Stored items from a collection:
■ ■ ■ ■

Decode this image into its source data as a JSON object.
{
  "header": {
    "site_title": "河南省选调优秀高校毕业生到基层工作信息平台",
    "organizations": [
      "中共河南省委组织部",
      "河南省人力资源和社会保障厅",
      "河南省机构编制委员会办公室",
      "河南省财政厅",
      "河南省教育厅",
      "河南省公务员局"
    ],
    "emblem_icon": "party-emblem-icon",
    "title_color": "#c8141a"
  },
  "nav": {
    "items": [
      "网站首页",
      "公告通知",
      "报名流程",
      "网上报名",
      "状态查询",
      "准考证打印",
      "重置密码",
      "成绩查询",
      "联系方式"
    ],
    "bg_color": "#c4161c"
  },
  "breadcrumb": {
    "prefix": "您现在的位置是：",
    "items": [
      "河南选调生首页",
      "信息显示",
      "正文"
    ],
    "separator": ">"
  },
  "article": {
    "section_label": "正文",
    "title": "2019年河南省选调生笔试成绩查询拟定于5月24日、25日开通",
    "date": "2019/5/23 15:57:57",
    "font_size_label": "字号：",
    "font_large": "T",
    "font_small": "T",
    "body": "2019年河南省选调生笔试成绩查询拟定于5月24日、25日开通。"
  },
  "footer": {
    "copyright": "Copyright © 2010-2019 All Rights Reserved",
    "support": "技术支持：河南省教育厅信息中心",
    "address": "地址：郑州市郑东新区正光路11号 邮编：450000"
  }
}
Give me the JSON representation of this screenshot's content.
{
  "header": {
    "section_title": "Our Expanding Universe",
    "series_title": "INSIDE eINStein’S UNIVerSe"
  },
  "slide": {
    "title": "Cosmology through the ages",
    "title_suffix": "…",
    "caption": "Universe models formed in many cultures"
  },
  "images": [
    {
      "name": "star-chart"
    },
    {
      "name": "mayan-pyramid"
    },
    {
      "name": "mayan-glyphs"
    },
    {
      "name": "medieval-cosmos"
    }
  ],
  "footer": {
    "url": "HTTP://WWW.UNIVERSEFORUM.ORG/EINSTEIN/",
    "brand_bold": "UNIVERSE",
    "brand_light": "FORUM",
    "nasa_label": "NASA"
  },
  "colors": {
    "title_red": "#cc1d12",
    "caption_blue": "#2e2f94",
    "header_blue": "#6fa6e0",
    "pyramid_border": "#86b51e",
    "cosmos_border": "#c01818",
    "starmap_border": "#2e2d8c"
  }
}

■ ■ ■ ■

• [Prompt]
Print from the line containing "Give me the" to the last line above, exactly as written.

• [Answer to this task]
Give me the JSON representation of this screenshot's content.
{
  "header": {
    "section_title": "Our Expanding Universe",
    "series_title": "INSIDE eINStein’S UNIVerSe"
  },
  "slide": {
    "title": "Cosmology through the ages",
    "title_suffix": "…",
    "caption": "Universe models formed in many cultures"
  },
  "images": [
    {
      "name": "star-chart"
    },
    {
      "name": "mayan-pyramid"
    },
    {
      "name": "mayan-glyphs"
    },
    {
      "name": "medieval-cosmos"
    }
  ],
  "footer": {
    "url": "HTTP://WWW.UNIVERSEFORUM.ORG/EINSTEIN/",
    "brand_bold": "UNIVERSE",
    "brand_light": "FORUM",
    "nasa_label": "NASA"
  },
  "colors": {
    "title_red": "#cc1d12",
    "caption_blue": "#2e2f94",
    "header_blue": "#6fa6e0",
    "pyramid_border": "#86b51e",
    "cosmos_border": "#c01818",
    "starmap_border": "#2e2d8c"
  }
}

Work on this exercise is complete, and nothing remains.